- EXTRACTED ENTRIES

-------

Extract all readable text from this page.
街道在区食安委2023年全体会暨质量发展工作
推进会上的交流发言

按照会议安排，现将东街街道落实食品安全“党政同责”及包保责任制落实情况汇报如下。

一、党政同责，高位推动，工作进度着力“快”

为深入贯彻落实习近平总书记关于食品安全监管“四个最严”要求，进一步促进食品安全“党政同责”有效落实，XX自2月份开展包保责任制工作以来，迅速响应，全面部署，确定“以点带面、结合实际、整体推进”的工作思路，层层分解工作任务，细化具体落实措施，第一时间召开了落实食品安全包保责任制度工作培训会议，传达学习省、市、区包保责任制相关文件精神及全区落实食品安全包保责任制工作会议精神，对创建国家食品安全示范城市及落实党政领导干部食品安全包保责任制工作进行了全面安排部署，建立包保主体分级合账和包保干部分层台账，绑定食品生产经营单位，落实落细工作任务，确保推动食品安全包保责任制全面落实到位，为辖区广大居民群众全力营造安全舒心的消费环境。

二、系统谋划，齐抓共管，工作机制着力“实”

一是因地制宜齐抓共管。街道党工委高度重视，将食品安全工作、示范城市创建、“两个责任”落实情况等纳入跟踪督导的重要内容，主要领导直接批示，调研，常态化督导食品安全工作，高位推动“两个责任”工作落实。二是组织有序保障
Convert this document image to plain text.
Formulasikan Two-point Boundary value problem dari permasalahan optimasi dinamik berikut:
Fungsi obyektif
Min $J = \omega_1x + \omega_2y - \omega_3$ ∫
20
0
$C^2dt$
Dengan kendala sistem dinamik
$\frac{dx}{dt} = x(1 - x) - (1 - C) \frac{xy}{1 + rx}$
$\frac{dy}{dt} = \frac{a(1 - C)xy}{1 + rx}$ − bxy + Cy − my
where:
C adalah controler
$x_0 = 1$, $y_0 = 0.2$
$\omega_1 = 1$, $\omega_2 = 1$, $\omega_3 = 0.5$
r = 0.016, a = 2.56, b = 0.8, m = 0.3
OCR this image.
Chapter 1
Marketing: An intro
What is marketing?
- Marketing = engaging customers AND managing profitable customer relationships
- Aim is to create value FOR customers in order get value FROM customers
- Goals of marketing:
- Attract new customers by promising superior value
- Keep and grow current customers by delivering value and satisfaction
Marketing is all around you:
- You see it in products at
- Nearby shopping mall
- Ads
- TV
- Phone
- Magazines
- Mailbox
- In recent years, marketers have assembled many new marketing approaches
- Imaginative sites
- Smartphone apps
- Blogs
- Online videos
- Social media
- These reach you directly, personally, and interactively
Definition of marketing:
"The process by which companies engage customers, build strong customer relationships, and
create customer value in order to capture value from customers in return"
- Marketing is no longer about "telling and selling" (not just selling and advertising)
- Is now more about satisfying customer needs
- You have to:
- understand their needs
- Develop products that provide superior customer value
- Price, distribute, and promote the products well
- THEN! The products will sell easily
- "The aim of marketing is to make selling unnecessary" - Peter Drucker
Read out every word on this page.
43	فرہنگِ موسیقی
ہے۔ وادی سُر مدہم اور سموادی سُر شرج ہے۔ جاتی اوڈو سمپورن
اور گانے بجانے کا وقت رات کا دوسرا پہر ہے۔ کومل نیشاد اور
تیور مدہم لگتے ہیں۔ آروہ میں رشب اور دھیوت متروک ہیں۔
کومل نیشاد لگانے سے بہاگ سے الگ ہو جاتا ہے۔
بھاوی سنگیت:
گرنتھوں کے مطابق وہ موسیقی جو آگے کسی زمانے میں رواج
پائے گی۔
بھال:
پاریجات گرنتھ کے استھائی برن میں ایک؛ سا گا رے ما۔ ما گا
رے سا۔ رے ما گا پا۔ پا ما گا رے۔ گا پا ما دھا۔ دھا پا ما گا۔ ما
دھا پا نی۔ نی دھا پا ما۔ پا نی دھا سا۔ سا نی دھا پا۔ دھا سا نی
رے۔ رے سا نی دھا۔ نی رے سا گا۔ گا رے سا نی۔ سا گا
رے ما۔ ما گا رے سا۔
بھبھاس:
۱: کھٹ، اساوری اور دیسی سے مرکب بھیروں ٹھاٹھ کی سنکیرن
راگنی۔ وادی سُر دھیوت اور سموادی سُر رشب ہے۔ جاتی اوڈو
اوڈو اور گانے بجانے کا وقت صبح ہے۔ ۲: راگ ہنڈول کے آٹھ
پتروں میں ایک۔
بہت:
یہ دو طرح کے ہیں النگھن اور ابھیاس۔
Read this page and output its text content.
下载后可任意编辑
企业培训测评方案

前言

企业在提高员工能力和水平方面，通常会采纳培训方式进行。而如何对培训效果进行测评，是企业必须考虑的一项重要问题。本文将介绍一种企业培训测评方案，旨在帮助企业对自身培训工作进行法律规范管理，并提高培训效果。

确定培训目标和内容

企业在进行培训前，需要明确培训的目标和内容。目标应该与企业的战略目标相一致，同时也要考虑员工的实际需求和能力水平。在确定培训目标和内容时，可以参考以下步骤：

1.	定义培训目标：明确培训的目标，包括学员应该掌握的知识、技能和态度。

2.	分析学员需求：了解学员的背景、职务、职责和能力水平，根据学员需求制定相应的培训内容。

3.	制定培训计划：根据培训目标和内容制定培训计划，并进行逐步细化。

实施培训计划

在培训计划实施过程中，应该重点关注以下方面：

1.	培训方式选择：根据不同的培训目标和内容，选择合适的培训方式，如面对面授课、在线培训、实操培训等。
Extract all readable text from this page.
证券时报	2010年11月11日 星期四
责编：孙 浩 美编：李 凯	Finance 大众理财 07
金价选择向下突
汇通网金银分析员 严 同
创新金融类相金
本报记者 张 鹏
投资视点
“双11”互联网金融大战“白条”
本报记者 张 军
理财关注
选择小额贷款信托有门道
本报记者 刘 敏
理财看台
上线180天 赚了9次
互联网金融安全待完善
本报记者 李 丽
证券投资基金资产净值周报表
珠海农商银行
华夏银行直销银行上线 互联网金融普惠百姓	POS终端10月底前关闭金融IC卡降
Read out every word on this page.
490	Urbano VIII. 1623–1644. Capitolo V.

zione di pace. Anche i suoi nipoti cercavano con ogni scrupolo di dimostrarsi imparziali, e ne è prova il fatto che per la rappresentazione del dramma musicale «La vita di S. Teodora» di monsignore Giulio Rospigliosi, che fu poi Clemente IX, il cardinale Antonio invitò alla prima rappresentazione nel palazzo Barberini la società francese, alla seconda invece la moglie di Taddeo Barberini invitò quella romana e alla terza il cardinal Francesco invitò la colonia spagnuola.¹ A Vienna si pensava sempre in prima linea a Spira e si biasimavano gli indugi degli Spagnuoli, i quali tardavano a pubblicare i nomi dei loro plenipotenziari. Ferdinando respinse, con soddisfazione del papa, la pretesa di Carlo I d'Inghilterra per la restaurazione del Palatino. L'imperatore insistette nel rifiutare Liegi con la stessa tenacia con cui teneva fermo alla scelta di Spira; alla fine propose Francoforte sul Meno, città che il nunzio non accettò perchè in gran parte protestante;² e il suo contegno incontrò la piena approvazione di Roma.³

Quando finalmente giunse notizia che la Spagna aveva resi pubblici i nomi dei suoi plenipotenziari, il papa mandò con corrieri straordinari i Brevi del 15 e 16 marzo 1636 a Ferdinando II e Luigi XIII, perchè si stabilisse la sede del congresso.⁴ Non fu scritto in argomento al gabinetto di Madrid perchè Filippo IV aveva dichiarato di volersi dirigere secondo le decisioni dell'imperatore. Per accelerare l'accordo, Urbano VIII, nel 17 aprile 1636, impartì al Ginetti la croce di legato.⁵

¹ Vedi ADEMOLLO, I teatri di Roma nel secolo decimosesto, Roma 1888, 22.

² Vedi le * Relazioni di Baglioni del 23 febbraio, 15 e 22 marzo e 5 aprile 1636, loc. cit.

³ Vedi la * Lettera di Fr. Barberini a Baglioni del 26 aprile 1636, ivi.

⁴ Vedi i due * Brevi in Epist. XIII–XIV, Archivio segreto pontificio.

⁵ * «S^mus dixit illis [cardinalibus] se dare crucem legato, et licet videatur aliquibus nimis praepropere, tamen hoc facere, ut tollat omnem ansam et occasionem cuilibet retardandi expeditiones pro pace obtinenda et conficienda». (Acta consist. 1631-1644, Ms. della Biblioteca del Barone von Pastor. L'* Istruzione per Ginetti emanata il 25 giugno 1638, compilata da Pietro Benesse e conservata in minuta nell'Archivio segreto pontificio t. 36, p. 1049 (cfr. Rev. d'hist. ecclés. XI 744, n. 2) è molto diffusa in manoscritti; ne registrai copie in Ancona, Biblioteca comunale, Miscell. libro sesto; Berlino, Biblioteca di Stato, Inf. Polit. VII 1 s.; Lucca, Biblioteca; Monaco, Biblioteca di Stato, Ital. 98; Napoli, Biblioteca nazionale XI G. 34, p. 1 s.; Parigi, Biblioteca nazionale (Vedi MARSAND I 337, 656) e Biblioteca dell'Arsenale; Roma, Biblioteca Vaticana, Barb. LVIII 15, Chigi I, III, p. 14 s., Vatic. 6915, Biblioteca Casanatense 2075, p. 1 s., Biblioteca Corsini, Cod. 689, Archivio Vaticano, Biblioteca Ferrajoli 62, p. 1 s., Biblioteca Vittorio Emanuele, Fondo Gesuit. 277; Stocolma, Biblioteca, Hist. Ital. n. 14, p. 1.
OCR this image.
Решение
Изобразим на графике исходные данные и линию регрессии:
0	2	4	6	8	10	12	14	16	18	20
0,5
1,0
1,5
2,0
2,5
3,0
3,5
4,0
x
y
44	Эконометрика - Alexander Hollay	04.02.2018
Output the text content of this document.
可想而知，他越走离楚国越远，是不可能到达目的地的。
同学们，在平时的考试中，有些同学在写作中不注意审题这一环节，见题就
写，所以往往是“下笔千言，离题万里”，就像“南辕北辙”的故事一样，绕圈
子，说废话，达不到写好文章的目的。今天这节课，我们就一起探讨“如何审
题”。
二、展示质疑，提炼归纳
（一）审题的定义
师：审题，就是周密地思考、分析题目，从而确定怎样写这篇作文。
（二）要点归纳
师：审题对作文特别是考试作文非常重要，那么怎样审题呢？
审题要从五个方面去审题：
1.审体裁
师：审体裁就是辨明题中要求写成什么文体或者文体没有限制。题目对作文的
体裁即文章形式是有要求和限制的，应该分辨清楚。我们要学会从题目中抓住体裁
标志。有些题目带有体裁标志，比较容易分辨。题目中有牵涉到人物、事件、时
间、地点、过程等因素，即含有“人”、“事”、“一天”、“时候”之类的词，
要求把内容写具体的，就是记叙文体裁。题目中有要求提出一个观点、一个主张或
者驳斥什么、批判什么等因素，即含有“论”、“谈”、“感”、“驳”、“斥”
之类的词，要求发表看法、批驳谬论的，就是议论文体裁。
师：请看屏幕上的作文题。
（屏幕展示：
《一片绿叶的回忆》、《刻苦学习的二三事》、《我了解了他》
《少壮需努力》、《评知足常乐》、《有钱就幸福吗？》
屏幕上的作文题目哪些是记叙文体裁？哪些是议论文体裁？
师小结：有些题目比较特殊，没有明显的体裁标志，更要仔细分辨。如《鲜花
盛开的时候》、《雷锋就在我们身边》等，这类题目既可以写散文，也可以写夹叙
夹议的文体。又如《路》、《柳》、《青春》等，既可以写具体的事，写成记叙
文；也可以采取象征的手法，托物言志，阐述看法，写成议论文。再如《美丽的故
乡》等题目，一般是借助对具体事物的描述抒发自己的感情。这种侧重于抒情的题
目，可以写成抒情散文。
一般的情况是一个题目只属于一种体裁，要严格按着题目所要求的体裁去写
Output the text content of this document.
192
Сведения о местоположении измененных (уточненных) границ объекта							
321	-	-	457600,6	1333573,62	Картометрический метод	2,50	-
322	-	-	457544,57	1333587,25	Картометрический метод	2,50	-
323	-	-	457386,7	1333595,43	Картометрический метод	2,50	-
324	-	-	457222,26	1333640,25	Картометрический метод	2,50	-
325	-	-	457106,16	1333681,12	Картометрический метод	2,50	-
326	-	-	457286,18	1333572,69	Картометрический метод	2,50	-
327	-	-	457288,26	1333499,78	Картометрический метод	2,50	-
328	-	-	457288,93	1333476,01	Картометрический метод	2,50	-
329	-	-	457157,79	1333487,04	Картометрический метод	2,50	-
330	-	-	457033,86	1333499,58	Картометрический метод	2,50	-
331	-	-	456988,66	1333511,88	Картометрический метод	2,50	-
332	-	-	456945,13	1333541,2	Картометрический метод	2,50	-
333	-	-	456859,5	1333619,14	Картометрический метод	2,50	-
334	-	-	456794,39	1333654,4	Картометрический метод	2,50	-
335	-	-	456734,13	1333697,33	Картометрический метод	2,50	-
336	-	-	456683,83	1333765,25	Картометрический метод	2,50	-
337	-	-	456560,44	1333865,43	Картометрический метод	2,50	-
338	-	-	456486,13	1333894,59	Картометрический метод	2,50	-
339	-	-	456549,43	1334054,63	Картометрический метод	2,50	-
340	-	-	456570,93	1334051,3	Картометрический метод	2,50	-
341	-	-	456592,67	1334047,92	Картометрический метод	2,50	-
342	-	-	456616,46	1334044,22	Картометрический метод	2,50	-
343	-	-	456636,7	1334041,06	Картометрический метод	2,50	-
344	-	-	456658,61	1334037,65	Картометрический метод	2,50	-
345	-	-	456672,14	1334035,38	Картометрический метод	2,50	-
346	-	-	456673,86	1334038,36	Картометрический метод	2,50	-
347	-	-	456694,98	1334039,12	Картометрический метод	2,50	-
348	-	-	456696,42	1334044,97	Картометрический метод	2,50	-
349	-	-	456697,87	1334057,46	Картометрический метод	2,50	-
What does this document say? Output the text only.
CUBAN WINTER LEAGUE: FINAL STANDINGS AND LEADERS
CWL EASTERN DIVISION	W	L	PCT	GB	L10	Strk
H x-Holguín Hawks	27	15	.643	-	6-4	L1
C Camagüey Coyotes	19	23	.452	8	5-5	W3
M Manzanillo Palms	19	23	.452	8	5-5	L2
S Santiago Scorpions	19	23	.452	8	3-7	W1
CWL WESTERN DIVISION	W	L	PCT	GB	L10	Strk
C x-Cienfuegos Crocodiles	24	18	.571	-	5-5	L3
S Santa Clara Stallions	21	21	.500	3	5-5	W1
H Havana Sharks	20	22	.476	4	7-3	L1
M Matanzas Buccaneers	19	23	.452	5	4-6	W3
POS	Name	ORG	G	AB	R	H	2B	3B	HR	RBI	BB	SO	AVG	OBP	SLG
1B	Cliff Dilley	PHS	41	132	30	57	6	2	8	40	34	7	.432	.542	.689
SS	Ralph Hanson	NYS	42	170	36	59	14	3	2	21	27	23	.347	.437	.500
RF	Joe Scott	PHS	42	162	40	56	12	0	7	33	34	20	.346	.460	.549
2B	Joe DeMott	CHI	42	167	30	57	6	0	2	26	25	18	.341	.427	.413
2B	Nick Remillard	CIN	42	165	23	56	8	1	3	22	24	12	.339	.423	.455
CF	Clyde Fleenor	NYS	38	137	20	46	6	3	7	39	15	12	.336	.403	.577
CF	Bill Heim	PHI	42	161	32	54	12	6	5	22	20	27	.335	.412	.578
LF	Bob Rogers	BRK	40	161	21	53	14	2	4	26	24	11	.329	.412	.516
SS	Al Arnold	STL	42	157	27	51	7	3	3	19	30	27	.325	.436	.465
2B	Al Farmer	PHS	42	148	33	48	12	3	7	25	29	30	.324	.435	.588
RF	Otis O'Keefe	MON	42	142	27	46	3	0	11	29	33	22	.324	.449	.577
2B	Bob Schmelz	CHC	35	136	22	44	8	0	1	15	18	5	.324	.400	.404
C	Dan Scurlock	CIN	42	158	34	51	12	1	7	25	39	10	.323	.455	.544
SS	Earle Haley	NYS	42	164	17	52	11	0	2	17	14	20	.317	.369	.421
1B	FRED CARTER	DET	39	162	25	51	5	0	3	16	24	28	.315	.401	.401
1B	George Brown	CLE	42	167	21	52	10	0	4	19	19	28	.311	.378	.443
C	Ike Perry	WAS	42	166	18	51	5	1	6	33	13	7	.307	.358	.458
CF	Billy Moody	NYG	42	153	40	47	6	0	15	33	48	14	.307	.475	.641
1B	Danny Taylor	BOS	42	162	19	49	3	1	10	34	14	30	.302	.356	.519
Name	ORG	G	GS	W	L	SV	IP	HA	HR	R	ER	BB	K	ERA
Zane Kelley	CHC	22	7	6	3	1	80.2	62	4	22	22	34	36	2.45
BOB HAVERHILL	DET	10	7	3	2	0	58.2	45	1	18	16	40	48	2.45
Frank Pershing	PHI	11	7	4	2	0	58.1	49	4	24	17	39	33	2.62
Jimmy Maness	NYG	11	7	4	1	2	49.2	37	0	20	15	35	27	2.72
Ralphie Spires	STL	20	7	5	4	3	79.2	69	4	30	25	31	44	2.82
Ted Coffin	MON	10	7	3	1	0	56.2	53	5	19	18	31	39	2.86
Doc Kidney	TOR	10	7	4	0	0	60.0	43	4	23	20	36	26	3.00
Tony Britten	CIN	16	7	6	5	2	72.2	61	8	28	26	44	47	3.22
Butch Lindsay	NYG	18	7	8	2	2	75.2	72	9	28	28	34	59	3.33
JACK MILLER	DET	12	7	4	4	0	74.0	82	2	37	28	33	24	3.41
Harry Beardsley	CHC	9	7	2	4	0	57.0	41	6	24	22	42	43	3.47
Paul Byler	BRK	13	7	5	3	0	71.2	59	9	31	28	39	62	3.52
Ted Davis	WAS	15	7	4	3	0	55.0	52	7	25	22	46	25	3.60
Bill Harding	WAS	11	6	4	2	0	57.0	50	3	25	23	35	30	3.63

-------

- INSTRUCTION
Report each line of the material above where the word "frac" appears.

- OUTPUT FOR THIS TASK
$\frac{dx}{dt} = x(1 - x) - (1 - C) \frac{xy}{1 + rx}$
$\frac{dy}{dt} = \frac{a(1 - C)xy}{1 + rx}$ − bxy + Cy − my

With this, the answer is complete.